PROBLEM:
Each entry needs to be restated exactly as written.

RECORD EXTRACTS:
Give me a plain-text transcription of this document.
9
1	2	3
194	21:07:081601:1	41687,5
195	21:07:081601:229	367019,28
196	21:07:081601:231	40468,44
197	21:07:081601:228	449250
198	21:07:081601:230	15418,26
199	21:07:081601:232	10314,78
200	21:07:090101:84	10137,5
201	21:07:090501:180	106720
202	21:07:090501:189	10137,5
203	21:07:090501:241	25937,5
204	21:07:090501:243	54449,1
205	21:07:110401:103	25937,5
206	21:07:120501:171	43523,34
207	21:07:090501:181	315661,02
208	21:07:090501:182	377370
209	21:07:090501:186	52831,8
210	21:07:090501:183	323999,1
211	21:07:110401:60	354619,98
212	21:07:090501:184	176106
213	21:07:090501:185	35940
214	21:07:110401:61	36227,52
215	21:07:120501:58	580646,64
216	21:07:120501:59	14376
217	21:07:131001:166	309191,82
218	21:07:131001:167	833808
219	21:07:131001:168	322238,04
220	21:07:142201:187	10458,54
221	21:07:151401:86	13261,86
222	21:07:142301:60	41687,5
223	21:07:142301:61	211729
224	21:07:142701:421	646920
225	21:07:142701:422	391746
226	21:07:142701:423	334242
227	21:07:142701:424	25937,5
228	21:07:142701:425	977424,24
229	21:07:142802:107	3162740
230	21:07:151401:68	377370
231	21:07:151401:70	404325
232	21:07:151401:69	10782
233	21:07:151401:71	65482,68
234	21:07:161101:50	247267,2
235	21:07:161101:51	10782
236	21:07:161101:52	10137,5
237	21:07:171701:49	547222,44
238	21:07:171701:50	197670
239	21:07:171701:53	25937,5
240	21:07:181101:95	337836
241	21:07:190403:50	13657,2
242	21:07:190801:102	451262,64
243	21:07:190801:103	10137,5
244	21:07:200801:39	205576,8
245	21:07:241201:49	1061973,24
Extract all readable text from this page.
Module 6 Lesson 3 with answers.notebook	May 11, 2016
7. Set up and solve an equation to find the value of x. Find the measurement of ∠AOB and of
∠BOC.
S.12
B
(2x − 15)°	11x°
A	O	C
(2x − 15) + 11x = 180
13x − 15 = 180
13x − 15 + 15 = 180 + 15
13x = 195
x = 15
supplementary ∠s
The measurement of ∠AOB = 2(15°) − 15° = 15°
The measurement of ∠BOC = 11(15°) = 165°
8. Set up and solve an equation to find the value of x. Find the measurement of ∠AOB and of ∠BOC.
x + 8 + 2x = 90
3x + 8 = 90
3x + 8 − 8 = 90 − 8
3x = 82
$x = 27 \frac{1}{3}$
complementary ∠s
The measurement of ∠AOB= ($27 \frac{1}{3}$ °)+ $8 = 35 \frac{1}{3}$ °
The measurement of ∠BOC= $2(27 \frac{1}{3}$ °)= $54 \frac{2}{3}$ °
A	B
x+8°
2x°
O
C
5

WRITTEN SOLUTION:
Give me a plain-text transcription of this document.
9
1	2	3
194	21:07:081601:1	41687,5
195	21:07:081601:229	367019,28
196	21:07:081601:231	40468,44
197	21:07:081601:228	449250
198	21:07:081601:230	15418,26
199	21:07:081601:232	10314,78
200	21:07:090101:84	10137,5
201	21:07:090501:180	106720
202	21:07:090501:189	10137,5
203	21:07:090501:241	25937,5
204	21:07:090501:243	54449,1
205	21:07:110401:103	25937,5
206	21:07:120501:171	43523,34
207	21:07:090501:181	315661,02
208	21:07:090501:182	377370
209	21:07:090501:186	52831,8
210	21:07:090501:183	323999,1
211	21:07:110401:60	354619,98
212	21:07:090501:184	176106
213	21:07:090501:185	35940
214	21:07:110401:61	36227,52
215	21:07:120501:58	580646,64
216	21:07:120501:59	14376
217	21:07:131001:166	309191,82
218	21:07:131001:167	833808
219	21:07:131001:168	322238,04
220	21:07:142201:187	10458,54
221	21:07:151401:86	13261,86
222	21:07:142301:60	41687,5
223	21:07:142301:61	211729
224	21:07:142701:421	646920
225	21:07:142701:422	391746
226	21:07:142701:423	334242
227	21:07:142701:424	25937,5
228	21:07:142701:425	977424,24
229	21:07:142802:107	3162740
230	21:07:151401:68	377370
231	21:07:151401:70	404325
232	21:07:151401:69	10782
233	21:07:151401:71	65482,68
234	21:07:161101:50	247267,2
235	21:07:161101:51	10782
236	21:07:161101:52	10137,5
237	21:07:171701:49	547222,44
238	21:07:171701:50	197670
239	21:07:171701:53	25937,5
240	21:07:181101:95	337836
241	21:07:190403:50	13657,2
242	21:07:190801:102	451262,64
243	21:07:190801:103	10137,5
244	21:07:200801:39	205576,8
245	21:07:241201:49	1061973,24
Extract all readable text from this page.
Module 6 Lesson 3 with answers.notebook	May 11, 2016
7. Set up and solve an equation to find the value of x. Find the measurement of ∠AOB and of
∠BOC.
S.12
B
(2x − 15)°	11x°
A	O	C
(2x − 15) + 11x = 180
13x − 15 = 180
13x − 15 + 15 = 180 + 15
13x = 195
x = 15
supplementary ∠s
The measurement of ∠AOB = 2(15°) − 15° = 15°
The measurement of ∠BOC = 11(15°) = 165°
8. Set up and solve an equation to find the value of x. Find the measurement of ∠AOB and of ∠BOC.
x + 8 + 2x = 90
3x + 8 = 90
3x + 8 − 8 = 90 − 8
3x = 82
$x = 27 \frac{1}{3}$
complementary ∠s
The measurement of ∠AOB= ($27 \frac{1}{3}$ °)+ $8 = 35 \frac{1}{3}$ °
The measurement of ∠BOC= $2(27 \frac{1}{3}$ °)= $54 \frac{2}{3}$ °
A	B
x+8°
2x°
O
C
5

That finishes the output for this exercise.